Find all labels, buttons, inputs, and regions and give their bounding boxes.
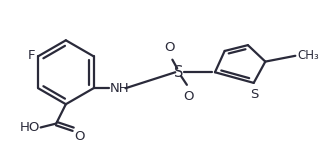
Text: HO: HO — [19, 121, 40, 134]
Text: O: O — [164, 41, 175, 54]
Text: F: F — [28, 49, 35, 62]
Text: O: O — [74, 130, 85, 143]
Text: S: S — [174, 65, 184, 80]
Text: O: O — [184, 90, 194, 103]
Text: NH: NH — [110, 82, 130, 95]
Text: S: S — [250, 88, 259, 101]
Text: CH₃: CH₃ — [297, 49, 319, 62]
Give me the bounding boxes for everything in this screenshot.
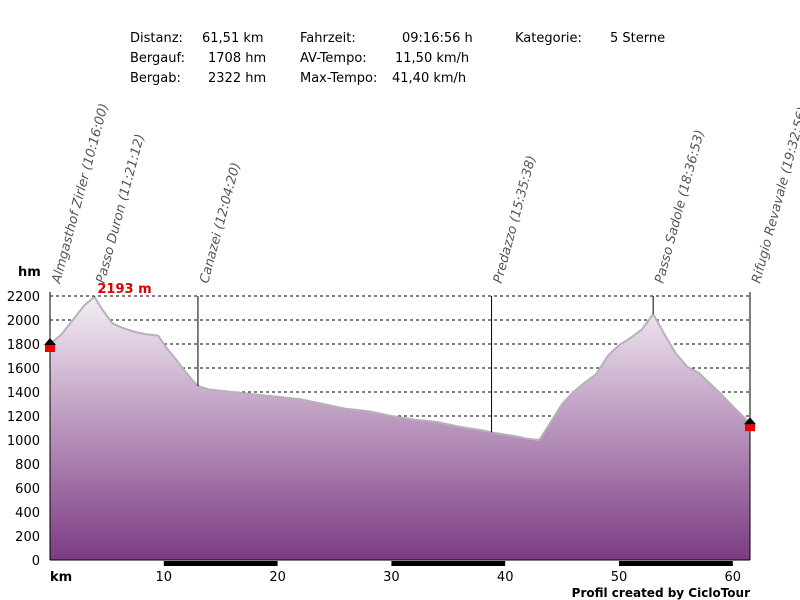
- max-speed-value: 41,40 km/h: [392, 71, 467, 86]
- start-marker-red: [45, 345, 55, 352]
- y-tick-label: 2000: [7, 314, 40, 329]
- x-tick-label: 60: [725, 570, 742, 585]
- category-value: 5 Sterne: [610, 31, 666, 46]
- distance-scale-segment: [619, 561, 733, 566]
- climb-value: 1708 hm: [208, 51, 267, 66]
- category-label: Kategorie:: [515, 31, 582, 46]
- x-tick-label: 50: [611, 570, 628, 585]
- max-elevation-label: 2193 m: [97, 282, 151, 297]
- x-tick-label: 40: [497, 570, 514, 585]
- distance-scale-segment: [163, 561, 278, 566]
- end-marker-red: [745, 424, 755, 432]
- y-tick-label: 1800: [7, 338, 40, 353]
- y-tick-label: 400: [15, 506, 40, 521]
- y-tick-label: 2200: [7, 290, 40, 305]
- waypoint-label: Rifugio Revavale (19:32:56): [749, 105, 800, 285]
- avg-speed-value: 11,50 km/h: [395, 51, 470, 66]
- y-axis-label: hm: [18, 265, 41, 280]
- waypoint-label: Passo Duron (11:21:12): [94, 133, 148, 286]
- start-marker-arrow: [44, 338, 56, 345]
- descent-value: 2322 hm: [208, 71, 267, 86]
- x-tick-label: 10: [156, 570, 173, 585]
- y-tick-label: 1400: [7, 386, 40, 401]
- credit-text: Profil created by CicloTour: [572, 586, 750, 600]
- x-tick-label: 30: [383, 570, 400, 585]
- y-tick-label: 200: [15, 530, 40, 545]
- end-marker-arrow: [744, 417, 756, 425]
- y-tick-label: 600: [15, 482, 40, 497]
- stats-panel: Distanz: 61,51 km Bergauf: 1708 hm Berga…: [0, 0, 800, 100]
- y-tick-label: 800: [15, 458, 40, 473]
- descent-label: Bergab:: [130, 71, 181, 86]
- elevation-line: [49, 295, 751, 442]
- distance-value: 61,51 km: [202, 31, 264, 46]
- distance-scale-segment: [391, 561, 506, 566]
- time-value: 09:16:56 h: [402, 31, 473, 46]
- climb-label: Bergauf:: [130, 51, 185, 66]
- y-tick-label: 1000: [7, 434, 40, 449]
- x-axis-label: km: [50, 570, 72, 585]
- time-label: Fahrzeit:: [300, 31, 356, 46]
- y-tick-label: 0: [32, 554, 40, 569]
- distance-label: Distanz:: [130, 31, 183, 46]
- y-tick-label: 1600: [7, 362, 40, 377]
- max-speed-label: Max-Tempo:: [300, 71, 378, 86]
- waypoint-label: Predazzo (15:35:38): [491, 154, 540, 285]
- waypoint-label: Passo Sadole (18:36:53): [653, 128, 708, 285]
- elevation-area: [50, 296, 750, 560]
- x-tick-label: 20: [269, 570, 286, 585]
- avg-speed-label: AV-Tempo:: [300, 51, 367, 66]
- waypoint-label: Canazei (12:04:20): [197, 161, 244, 285]
- y-tick-label: 1200: [7, 410, 40, 425]
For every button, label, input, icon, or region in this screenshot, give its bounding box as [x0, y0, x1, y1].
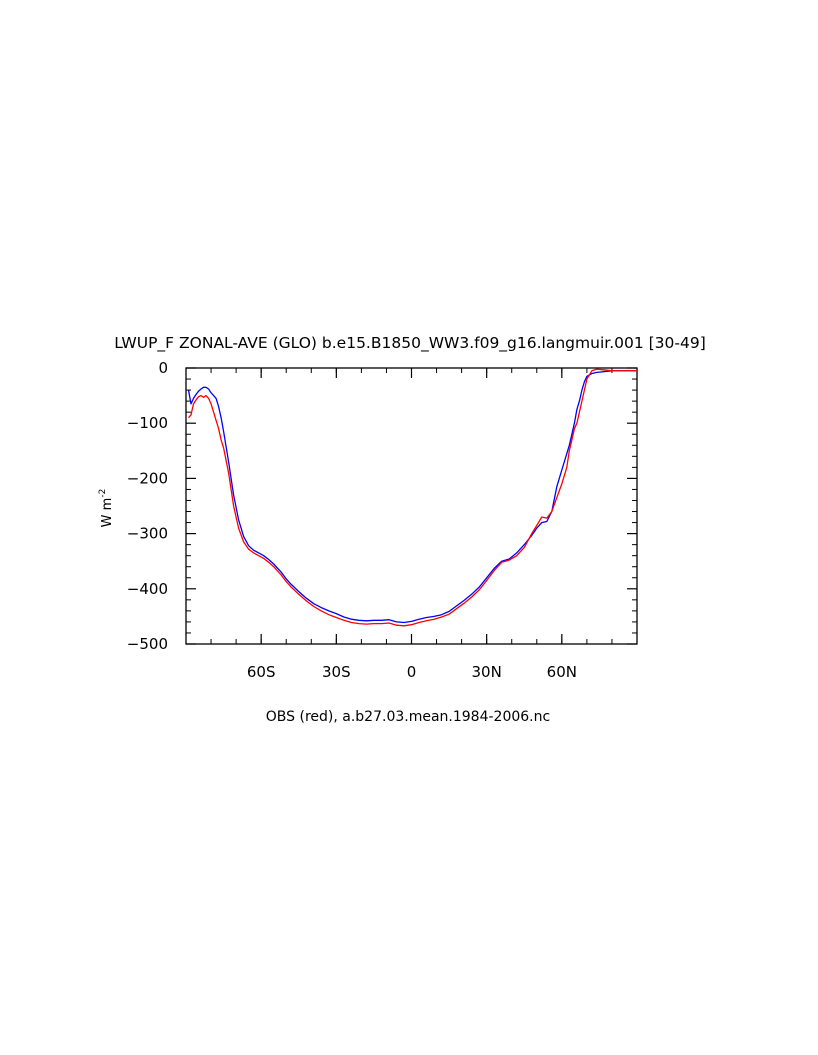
y-axis-title-main: W m [100, 498, 115, 528]
x-tick-label: 60S [247, 663, 276, 681]
y-axis-title: W m-2 [98, 489, 115, 528]
y-tick-label: −400 [127, 580, 168, 598]
series-line-model-blue [187, 370, 637, 624]
x-tick-label: 30S [322, 663, 351, 681]
chart-footer: OBS (red), a.b27.03.mean.1984-2006.nc [266, 709, 550, 725]
y-axis-labels: 0 −100 −200 −300 −400 −500 [127, 359, 168, 653]
series-lines [187, 368, 637, 627]
y-tick-label: −500 [127, 635, 168, 653]
x-axis-labels: 60S 30S 0 30N 60N [247, 663, 577, 681]
y-tick-label: −100 [127, 414, 168, 432]
x-tick-label: 30N [472, 663, 502, 681]
y-tick-label: 0 [158, 359, 168, 377]
y-tick-label: −300 [127, 525, 168, 543]
plot-frame [185, 367, 638, 645]
y-tick-label: −200 [127, 469, 168, 487]
x-tick-label: 0 [407, 663, 417, 681]
series-line-obs-red [188, 368, 637, 627]
chart-title: LWUP_F ZONAL-AVE (GLO) b.e15.B1850_WW3.f… [114, 334, 706, 353]
axis-ticks [186, 367, 637, 645]
y-axis-title-exponent: -2 [98, 489, 108, 498]
x-tick-label: 60N [547, 663, 577, 681]
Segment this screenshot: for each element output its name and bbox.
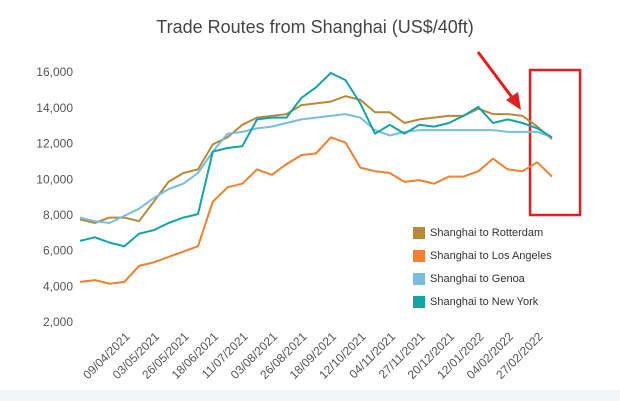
chart-title: Trade Routes from Shanghai (US$/40ft) xyxy=(156,17,474,37)
highlight-box xyxy=(528,68,582,217)
y-tick-label: 2,000 xyxy=(43,315,73,329)
legend-swatch xyxy=(413,250,425,262)
bottom-strip xyxy=(0,390,620,401)
annotation-arrow xyxy=(476,51,516,101)
y-tick-label: 12,000 xyxy=(36,137,73,151)
series-line xyxy=(79,136,553,285)
y-tick-label: 16,000 xyxy=(36,65,73,79)
arrow-head xyxy=(506,92,521,110)
series-line xyxy=(79,95,553,224)
y-tick-label: 8,000 xyxy=(43,208,73,222)
y-tick-label: 6,000 xyxy=(43,244,73,258)
series-line xyxy=(79,113,553,224)
legend-label: Shanghai to New York xyxy=(430,296,539,308)
y-tick-label: 10,000 xyxy=(36,172,73,186)
series-line xyxy=(79,72,553,248)
legend-label: Shanghai to Rotterdam xyxy=(430,227,543,239)
legend-swatch xyxy=(413,227,425,239)
y-tick-label: 14,000 xyxy=(36,101,73,115)
legend-swatch xyxy=(413,296,425,308)
legend-label: Shanghai to Genoa xyxy=(430,273,526,285)
legend-label: Shanghai to Los Angeles xyxy=(430,250,552,262)
y-tick-label: 4,000 xyxy=(43,279,73,293)
legend-swatch xyxy=(413,273,425,285)
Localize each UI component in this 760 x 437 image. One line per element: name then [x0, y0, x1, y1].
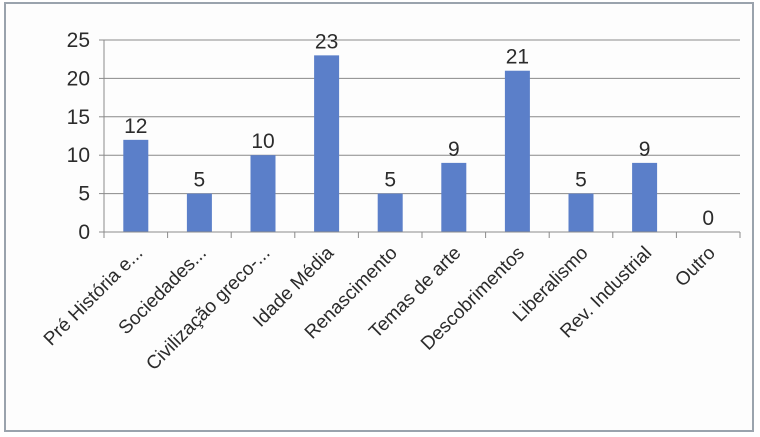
- data-label: 0: [702, 207, 714, 230]
- bar: [186, 193, 212, 232]
- data-label: 12: [124, 115, 147, 138]
- data-label: 21: [506, 46, 529, 69]
- y-tick-label: 5: [78, 183, 90, 206]
- data-label: 5: [194, 169, 206, 192]
- x-tick-label: Civilização greco-...: [142, 243, 274, 375]
- y-tick-label: 0: [78, 221, 90, 244]
- bar: [123, 139, 149, 232]
- data-label: 23: [315, 30, 338, 53]
- bar: [250, 155, 276, 232]
- data-label: 5: [575, 169, 587, 192]
- x-tick-label: Outro: [671, 243, 719, 291]
- bar: [504, 70, 530, 232]
- bar: [441, 162, 467, 232]
- y-tick-label: 15: [67, 106, 90, 129]
- bar: [568, 193, 594, 232]
- bar: [377, 193, 403, 232]
- data-label: 9: [639, 138, 651, 161]
- y-tick-label: 20: [67, 67, 90, 90]
- y-tick-label: 25: [67, 29, 90, 52]
- data-label: 10: [251, 130, 274, 153]
- data-label: 5: [384, 169, 396, 192]
- bar: [632, 162, 658, 232]
- bar: [314, 55, 340, 232]
- y-tick-label: 10: [67, 144, 90, 167]
- data-label: 9: [448, 138, 460, 161]
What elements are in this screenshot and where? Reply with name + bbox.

▶ _WORK REQUIRED_
Copy out the lines of the records verbatim, beginning with the line that contains "- data-label: 0: [702, 207, 714, 230]" and continuing through the line that contains "- bar: [441, 162, 467, 232]", including both.

▶ _FULL RESPONSE_
- data-label: 0: [702, 207, 714, 230]
- bar: [186, 193, 212, 232]
- data-label: 12: [124, 115, 147, 138]
- data-label: 21: [506, 46, 529, 69]
- y-tick-label: 5: [78, 183, 90, 206]
- data-label: 5: [194, 169, 206, 192]
- x-tick-label: Civilização greco-...: [142, 243, 274, 375]
- y-tick-label: 0: [78, 221, 90, 244]
- bar: [123, 139, 149, 232]
- data-label: 23: [315, 30, 338, 53]
- bar: [250, 155, 276, 232]
- data-label: 5: [575, 169, 587, 192]
- x-tick-label: Outro: [671, 243, 719, 291]
- bar: [504, 70, 530, 232]
- bar: [441, 162, 467, 232]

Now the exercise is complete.